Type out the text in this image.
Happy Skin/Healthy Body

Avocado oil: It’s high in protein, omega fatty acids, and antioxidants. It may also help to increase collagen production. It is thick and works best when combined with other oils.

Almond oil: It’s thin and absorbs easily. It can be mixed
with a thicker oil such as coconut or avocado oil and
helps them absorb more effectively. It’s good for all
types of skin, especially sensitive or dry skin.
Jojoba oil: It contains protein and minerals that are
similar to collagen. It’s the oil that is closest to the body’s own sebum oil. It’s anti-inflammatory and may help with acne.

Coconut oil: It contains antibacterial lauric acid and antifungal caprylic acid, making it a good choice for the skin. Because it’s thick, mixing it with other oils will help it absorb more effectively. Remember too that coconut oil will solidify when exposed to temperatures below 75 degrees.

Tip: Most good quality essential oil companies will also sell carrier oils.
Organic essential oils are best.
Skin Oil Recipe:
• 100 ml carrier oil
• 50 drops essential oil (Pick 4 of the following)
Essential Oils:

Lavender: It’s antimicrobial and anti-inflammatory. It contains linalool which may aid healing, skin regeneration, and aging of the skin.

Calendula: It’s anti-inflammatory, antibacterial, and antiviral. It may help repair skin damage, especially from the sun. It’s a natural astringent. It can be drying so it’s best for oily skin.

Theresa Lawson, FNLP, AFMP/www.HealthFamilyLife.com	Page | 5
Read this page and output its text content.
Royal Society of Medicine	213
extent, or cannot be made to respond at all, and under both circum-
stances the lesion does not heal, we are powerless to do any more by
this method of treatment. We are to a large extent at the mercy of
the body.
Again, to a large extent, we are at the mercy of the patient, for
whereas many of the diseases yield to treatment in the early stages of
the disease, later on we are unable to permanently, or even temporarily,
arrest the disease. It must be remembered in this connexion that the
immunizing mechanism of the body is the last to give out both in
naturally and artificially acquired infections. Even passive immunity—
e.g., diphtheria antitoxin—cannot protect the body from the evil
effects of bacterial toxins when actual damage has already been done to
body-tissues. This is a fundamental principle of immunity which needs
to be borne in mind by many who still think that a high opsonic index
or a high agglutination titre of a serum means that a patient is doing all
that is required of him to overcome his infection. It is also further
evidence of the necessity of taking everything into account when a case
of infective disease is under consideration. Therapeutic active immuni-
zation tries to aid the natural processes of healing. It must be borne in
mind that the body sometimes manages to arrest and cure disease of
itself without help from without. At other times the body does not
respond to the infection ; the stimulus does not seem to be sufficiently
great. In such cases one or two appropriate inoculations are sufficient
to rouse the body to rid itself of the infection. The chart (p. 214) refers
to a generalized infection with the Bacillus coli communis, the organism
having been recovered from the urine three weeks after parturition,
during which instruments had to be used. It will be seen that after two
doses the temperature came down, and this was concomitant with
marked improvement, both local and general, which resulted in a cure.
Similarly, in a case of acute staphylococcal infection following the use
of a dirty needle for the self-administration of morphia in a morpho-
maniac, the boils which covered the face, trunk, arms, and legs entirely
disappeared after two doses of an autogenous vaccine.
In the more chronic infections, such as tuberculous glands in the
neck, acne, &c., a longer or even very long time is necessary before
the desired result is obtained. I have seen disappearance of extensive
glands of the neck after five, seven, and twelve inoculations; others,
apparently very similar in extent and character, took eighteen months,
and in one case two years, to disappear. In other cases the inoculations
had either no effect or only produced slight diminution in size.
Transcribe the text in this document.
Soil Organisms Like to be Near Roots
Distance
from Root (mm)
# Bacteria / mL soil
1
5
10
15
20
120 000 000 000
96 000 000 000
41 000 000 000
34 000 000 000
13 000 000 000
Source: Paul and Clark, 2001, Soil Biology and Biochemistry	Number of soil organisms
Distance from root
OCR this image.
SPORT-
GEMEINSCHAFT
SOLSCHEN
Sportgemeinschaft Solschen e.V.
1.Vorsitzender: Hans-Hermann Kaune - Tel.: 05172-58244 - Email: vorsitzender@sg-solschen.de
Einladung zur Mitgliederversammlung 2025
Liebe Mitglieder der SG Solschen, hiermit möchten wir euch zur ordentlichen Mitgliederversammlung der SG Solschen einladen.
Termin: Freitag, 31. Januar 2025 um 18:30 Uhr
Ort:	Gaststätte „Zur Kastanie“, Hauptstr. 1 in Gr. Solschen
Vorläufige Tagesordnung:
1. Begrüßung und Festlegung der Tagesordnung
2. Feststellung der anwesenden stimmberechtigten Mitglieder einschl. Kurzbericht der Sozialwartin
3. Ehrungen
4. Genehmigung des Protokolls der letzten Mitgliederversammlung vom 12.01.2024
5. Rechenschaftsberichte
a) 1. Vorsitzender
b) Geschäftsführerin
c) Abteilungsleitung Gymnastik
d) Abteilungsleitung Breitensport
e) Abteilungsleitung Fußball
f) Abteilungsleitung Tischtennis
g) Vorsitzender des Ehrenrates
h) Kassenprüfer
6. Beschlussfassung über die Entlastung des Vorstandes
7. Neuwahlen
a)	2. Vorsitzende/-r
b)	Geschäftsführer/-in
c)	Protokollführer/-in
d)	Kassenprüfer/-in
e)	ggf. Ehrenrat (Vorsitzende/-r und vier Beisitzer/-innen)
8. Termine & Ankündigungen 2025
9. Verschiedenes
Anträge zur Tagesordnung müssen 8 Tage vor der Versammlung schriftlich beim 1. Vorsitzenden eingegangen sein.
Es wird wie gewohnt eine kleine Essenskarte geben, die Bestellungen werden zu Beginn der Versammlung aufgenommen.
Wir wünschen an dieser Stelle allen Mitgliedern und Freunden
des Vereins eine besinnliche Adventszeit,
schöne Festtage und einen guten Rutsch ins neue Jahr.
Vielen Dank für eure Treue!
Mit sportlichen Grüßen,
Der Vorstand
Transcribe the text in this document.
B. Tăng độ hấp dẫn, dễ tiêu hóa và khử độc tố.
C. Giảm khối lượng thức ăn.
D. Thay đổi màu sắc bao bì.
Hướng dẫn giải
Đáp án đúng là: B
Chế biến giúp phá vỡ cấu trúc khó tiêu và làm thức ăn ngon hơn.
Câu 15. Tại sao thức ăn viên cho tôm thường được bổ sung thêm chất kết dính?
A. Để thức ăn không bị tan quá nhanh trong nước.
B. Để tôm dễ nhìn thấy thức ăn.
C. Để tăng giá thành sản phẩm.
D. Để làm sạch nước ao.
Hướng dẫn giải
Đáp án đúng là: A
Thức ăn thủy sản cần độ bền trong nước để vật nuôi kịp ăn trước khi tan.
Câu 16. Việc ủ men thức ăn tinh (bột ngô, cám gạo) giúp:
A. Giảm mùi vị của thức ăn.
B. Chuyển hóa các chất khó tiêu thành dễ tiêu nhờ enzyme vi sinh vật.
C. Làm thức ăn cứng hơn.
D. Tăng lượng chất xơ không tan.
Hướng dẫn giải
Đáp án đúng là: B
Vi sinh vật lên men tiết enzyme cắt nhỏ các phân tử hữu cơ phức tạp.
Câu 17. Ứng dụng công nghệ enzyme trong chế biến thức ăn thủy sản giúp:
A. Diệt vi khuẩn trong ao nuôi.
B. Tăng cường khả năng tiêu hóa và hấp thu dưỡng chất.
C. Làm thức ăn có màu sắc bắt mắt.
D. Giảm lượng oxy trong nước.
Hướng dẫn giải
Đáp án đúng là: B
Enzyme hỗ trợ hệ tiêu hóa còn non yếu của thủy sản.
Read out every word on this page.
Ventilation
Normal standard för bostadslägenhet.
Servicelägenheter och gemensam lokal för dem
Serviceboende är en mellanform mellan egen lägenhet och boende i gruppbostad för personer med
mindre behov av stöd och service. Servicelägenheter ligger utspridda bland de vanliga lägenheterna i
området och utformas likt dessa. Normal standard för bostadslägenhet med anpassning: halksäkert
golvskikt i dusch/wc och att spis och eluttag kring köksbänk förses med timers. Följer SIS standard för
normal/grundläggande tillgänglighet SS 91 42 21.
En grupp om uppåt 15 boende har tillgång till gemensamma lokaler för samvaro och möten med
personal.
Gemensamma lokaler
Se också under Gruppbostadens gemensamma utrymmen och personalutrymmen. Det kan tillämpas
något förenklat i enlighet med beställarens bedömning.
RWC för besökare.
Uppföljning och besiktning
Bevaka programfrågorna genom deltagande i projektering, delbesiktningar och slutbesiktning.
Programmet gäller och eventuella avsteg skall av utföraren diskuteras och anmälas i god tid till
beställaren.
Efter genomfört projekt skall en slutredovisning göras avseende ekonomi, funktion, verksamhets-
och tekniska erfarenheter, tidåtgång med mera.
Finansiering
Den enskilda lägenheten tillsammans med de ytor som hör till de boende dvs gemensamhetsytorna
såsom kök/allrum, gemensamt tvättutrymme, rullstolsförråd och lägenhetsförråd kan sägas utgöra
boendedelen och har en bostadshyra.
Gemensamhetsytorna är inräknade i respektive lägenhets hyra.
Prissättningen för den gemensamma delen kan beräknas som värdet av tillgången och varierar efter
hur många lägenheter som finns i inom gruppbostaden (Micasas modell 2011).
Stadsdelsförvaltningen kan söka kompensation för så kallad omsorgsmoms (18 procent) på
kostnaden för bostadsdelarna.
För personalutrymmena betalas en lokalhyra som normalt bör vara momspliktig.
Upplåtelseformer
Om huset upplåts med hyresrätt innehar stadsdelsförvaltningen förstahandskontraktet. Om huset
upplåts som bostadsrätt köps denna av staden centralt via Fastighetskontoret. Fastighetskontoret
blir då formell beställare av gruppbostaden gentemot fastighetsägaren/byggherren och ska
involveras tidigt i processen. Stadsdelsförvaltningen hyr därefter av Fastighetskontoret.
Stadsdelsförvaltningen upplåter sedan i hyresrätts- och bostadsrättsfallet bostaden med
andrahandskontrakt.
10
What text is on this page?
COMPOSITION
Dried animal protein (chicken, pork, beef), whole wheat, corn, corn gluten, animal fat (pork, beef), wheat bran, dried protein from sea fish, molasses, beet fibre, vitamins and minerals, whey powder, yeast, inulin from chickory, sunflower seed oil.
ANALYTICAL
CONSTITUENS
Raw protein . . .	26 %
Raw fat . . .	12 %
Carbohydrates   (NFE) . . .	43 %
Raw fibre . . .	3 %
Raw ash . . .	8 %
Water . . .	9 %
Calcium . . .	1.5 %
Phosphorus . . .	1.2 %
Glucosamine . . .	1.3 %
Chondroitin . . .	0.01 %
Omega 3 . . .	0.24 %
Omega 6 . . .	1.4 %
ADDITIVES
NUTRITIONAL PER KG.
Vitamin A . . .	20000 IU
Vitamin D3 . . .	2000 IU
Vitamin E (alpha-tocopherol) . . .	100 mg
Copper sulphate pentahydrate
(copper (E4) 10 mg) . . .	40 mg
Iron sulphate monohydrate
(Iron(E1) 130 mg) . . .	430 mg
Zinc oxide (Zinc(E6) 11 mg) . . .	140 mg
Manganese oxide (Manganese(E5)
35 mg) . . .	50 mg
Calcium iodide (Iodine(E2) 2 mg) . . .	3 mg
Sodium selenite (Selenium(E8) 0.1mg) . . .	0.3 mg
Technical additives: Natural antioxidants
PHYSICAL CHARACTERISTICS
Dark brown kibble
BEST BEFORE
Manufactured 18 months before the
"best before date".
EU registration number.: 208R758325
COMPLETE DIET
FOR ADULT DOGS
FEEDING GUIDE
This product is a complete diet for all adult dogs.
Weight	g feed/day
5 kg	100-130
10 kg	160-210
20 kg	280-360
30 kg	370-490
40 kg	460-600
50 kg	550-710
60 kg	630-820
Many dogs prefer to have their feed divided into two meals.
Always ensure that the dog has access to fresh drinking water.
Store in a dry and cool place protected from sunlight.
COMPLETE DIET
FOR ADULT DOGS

-----

What belongs in the answer is each line from the listing above that contains "must".

### Task output:
arrest the disease. It must be remembered in this connexion that the
zation tries to aid the natural processes of healing. It must be borne in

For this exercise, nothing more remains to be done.